* Begin MATERIAL SUPPLIED *
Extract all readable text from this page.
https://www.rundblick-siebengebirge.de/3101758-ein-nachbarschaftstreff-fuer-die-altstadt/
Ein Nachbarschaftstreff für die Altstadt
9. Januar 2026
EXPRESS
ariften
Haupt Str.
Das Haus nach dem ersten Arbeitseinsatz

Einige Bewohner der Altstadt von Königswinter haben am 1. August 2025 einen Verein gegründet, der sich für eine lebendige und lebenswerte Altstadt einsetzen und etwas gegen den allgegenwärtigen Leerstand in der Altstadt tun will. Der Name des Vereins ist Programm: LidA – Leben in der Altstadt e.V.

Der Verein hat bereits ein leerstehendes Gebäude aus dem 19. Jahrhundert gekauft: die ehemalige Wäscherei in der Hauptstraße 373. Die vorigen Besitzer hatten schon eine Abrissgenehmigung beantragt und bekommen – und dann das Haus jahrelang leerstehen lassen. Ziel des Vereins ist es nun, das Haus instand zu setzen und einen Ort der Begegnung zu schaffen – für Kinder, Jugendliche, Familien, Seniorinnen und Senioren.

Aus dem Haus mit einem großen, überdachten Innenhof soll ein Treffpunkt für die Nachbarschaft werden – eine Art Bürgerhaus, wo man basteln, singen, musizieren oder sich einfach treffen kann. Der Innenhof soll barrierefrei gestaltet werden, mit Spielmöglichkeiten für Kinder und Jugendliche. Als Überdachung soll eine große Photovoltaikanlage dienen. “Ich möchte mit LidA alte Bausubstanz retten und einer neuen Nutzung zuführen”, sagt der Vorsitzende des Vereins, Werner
* End MATERIAL SUPPLIED *
WHAT YOU WILL DO >>
Copy each entry exactly, with nothing added or dropped.

EXERCISE RESPONSE >>
Extract all readable text from this page.
https://www.rundblick-siebengebirge.de/3101758-ein-nachbarschaftstreff-fuer-die-altstadt/
Ein Nachbarschaftstreff für die Altstadt
9. Januar 2026
EXPRESS
ariften
Haupt Str.
Das Haus nach dem ersten Arbeitseinsatz

Einige Bewohner der Altstadt von Königswinter haben am 1. August 2025 einen Verein gegründet, der sich für eine lebendige und lebenswerte Altstadt einsetzen und etwas gegen den allgegenwärtigen Leerstand in der Altstadt tun will. Der Name des Vereins ist Programm: LidA – Leben in der Altstadt e.V.

Der Verein hat bereits ein leerstehendes Gebäude aus dem 19. Jahrhundert gekauft: die ehemalige Wäscherei in der Hauptstraße 373. Die vorigen Besitzer hatten schon eine Abrissgenehmigung beantragt und bekommen – und dann das Haus jahrelang leerstehen lassen. Ziel des Vereins ist es nun, das Haus instand zu setzen und einen Ort der Begegnung zu schaffen – für Kinder, Jugendliche, Familien, Seniorinnen und Senioren.

Aus dem Haus mit einem großen, überdachten Innenhof soll ein Treffpunkt für die Nachbarschaft werden – eine Art Bürgerhaus, wo man basteln, singen, musizieren oder sich einfach treffen kann. Der Innenhof soll barrierefrei gestaltet werden, mit Spielmöglichkeiten für Kinder und Jugendliche. Als Überdachung soll eine große Photovoltaikanlage dienen. “Ich möchte mit LidA alte Bausubstanz retten und einer neuen Nutzung zuführen”, sagt der Vorsitzende des Vereins, Werner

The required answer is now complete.